-------- Listed records --------

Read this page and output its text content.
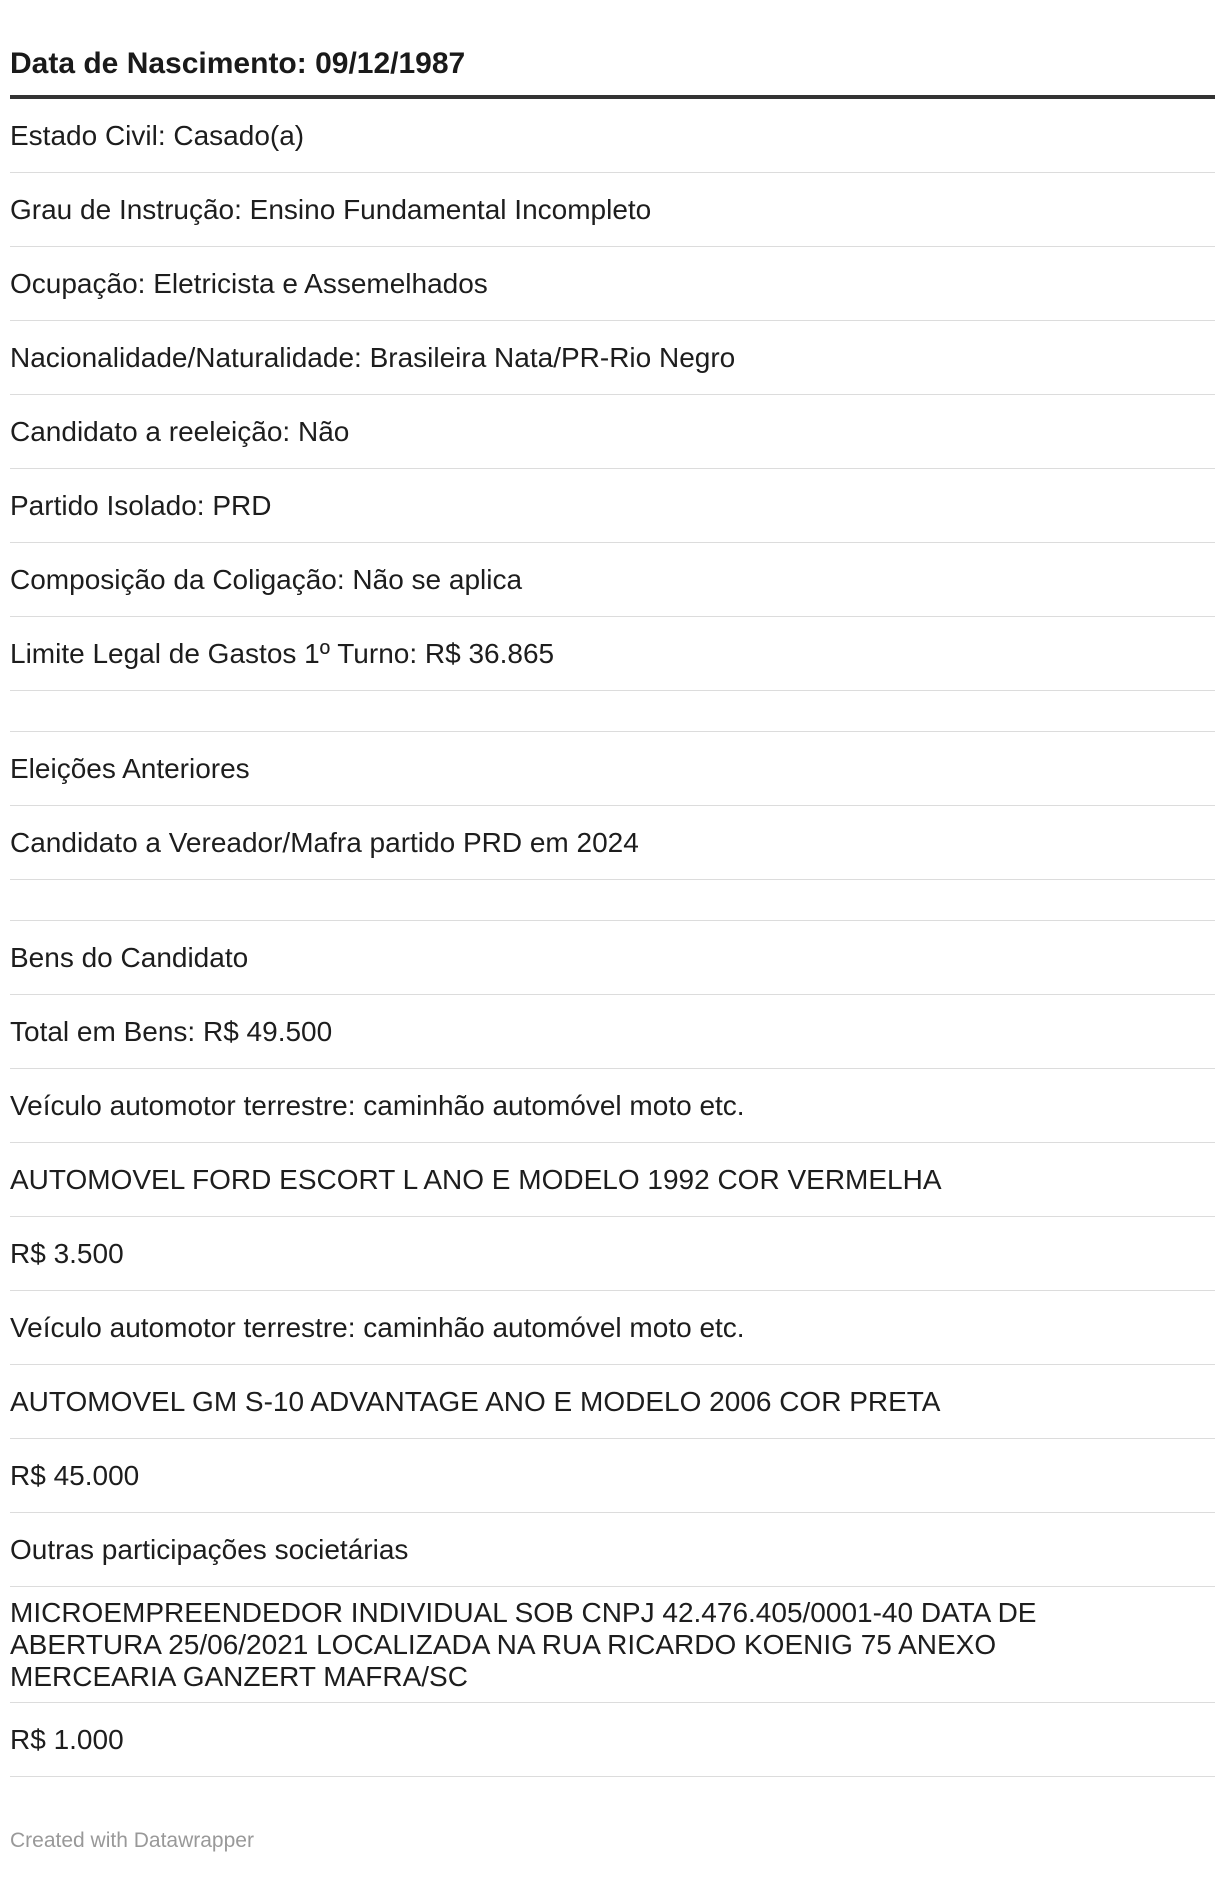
Data de Nascimento: 09/12/1987
Estado Civil: Casado(a)
Grau de Instrução: Ensino Fundamental Incompleto
Ocupação: Eletricista e Assemelhados
Nacionalidade/Naturalidade: Brasileira Nata/PR-Rio Negro
Candidato a reeleição: Não
Partido Isolado: PRD
Composição da Coligação: Não se aplica
Limite Legal de Gastos 1º Turno: R$ 36.865
Eleições Anteriores
Candidato a Vereador/Mafra partido PRD em 2024
Bens do Candidato
Total em Bens: R$ 49.500
Veículo automotor terrestre: caminhão automóvel moto etc.
AUTOMOVEL FORD ESCORT L ANO E MODELO 1992 COR VERMELHA
R$ 3.500
Veículo automotor terrestre: caminhão automóvel moto etc.
AUTOMOVEL GM S-10 ADVANTAGE ANO E MODELO 2006 COR PRETA
R$ 45.000
Outras participações societárias
MICROEMPREENDEDOR INDIVIDUAL SOB CNPJ 42.476.405/0001-40 DATA DE ABERTURA 25/06/2021 LOCALIZADA NA RUA RICARDO KOENIG 75 ANEXO MERCEARIA GANZERT MAFRA/SC
R$ 1.000
Created with Datawrapper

--------

### The exercise
Output the full set of records above without changing a word, and drop the images.

### Answer in full
Read this page and output its text content.
Data de Nascimento: 09/12/1987
Estado Civil: Casado(a)
Grau de Instrução: Ensino Fundamental Incompleto
Ocupação: Eletricista e Assemelhados
Nacionalidade/Naturalidade: Brasileira Nata/PR-Rio Negro
Candidato a reeleição: Não
Partido Isolado: PRD
Composição da Coligação: Não se aplica
Limite Legal de Gastos 1º Turno: R$ 36.865
Eleições Anteriores
Candidato a Vereador/Mafra partido PRD em 2024
Bens do Candidato
Total em Bens: R$ 49.500
Veículo automotor terrestre: caminhão automóvel moto etc.
AUTOMOVEL FORD ESCORT L ANO E MODELO 1992 COR VERMELHA
R$ 3.500
Veículo automotor terrestre: caminhão automóvel moto etc.
AUTOMOVEL GM S-10 ADVANTAGE ANO E MODELO 2006 COR PRETA
R$ 45.000
Outras participações societárias
MICROEMPREENDEDOR INDIVIDUAL SOB CNPJ 42.476.405/0001-40 DATA DE ABERTURA 25/06/2021 LOCALIZADA NA RUA RICARDO KOENIG 75 ANEXO MERCEARIA GANZERT MAFRA/SC
R$ 1.000
Created with Datawrapper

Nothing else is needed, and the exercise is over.